# SET PROBLEM
Transcribe all of the material exactly. Any picture in it should be left out.

Data records
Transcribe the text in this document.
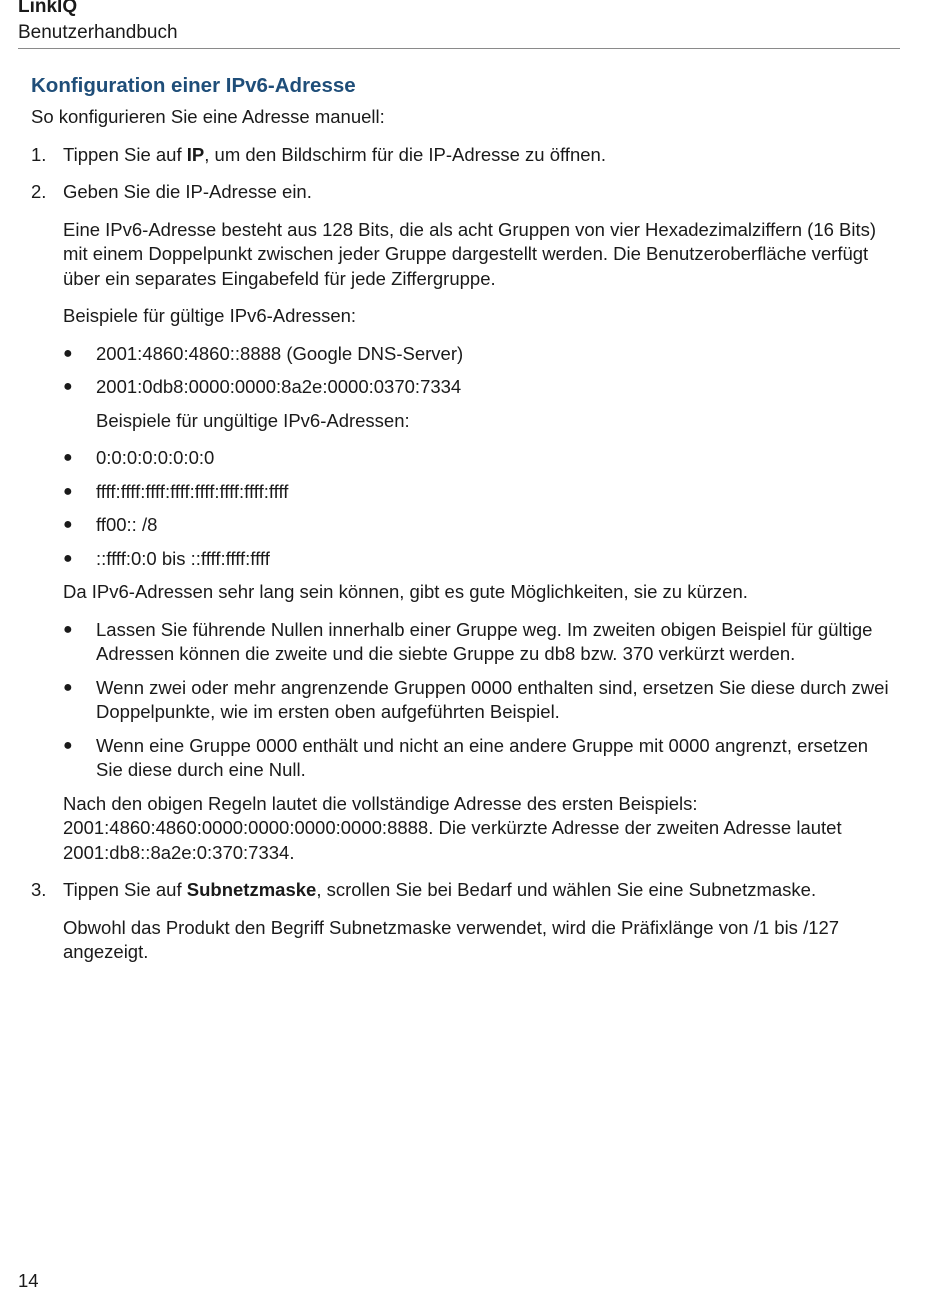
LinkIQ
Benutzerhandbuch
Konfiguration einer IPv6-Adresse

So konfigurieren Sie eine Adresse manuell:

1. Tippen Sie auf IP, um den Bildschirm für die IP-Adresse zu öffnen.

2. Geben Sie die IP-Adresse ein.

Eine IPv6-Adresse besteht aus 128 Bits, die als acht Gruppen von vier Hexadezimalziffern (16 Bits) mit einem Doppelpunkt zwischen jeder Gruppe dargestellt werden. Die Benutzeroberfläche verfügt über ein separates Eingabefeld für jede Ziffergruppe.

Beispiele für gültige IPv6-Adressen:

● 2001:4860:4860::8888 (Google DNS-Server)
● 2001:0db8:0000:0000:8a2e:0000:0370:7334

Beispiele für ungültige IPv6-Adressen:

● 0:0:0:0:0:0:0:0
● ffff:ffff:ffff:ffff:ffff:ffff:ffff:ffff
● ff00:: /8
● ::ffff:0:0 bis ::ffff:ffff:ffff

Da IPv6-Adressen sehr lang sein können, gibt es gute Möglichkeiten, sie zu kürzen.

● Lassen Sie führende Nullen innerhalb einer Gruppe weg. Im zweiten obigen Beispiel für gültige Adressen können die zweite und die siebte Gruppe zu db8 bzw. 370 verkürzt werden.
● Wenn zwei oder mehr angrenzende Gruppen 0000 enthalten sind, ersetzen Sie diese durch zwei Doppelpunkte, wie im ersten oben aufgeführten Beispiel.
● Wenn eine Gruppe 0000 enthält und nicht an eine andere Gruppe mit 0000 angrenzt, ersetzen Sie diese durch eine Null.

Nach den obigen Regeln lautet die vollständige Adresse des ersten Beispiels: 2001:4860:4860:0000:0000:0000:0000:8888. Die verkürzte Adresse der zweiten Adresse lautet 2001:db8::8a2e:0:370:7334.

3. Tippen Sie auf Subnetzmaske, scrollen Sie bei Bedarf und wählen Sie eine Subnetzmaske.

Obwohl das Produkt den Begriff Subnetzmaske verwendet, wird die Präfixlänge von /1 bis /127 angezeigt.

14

# WRITTEN ANSWER
Transcribe the text in this document.
LinkIQ
Benutzerhandbuch
Konfiguration einer IPv6-Adresse

So konfigurieren Sie eine Adresse manuell:

1. Tippen Sie auf IP, um den Bildschirm für die IP-Adresse zu öffnen.

2. Geben Sie die IP-Adresse ein.

Eine IPv6-Adresse besteht aus 128 Bits, die als acht Gruppen von vier Hexadezimalziffern (16 Bits) mit einem Doppelpunkt zwischen jeder Gruppe dargestellt werden. Die Benutzeroberfläche verfügt über ein separates Eingabefeld für jede Ziffergruppe.

Beispiele für gültige IPv6-Adressen:

● 2001:4860:4860::8888 (Google DNS-Server)
● 2001:0db8:0000:0000:8a2e:0000:0370:7334

Beispiele für ungültige IPv6-Adressen:

● 0:0:0:0:0:0:0:0
● ffff:ffff:ffff:ffff:ffff:ffff:ffff:ffff
● ff00:: /8
● ::ffff:0:0 bis ::ffff:ffff:ffff

Da IPv6-Adressen sehr lang sein können, gibt es gute Möglichkeiten, sie zu kürzen.

● Lassen Sie führende Nullen innerhalb einer Gruppe weg. Im zweiten obigen Beispiel für gültige Adressen können die zweite und die siebte Gruppe zu db8 bzw. 370 verkürzt werden.
● Wenn zwei oder mehr angrenzende Gruppen 0000 enthalten sind, ersetzen Sie diese durch zwei Doppelpunkte, wie im ersten oben aufgeführten Beispiel.
● Wenn eine Gruppe 0000 enthält und nicht an eine andere Gruppe mit 0000 angrenzt, ersetzen Sie diese durch eine Null.

Nach den obigen Regeln lautet die vollständige Adresse des ersten Beispiels: 2001:4860:4860:0000:0000:0000:0000:8888. Die verkürzte Adresse der zweiten Adresse lautet 2001:db8::8a2e:0:370:7334.

3. Tippen Sie auf Subnetzmaske, scrollen Sie bei Bedarf und wählen Sie eine Subnetzmaske.

Obwohl das Produkt den Begriff Subnetzmaske verwendet, wird die Präfixlänge von /1 bis /127 angezeigt.

14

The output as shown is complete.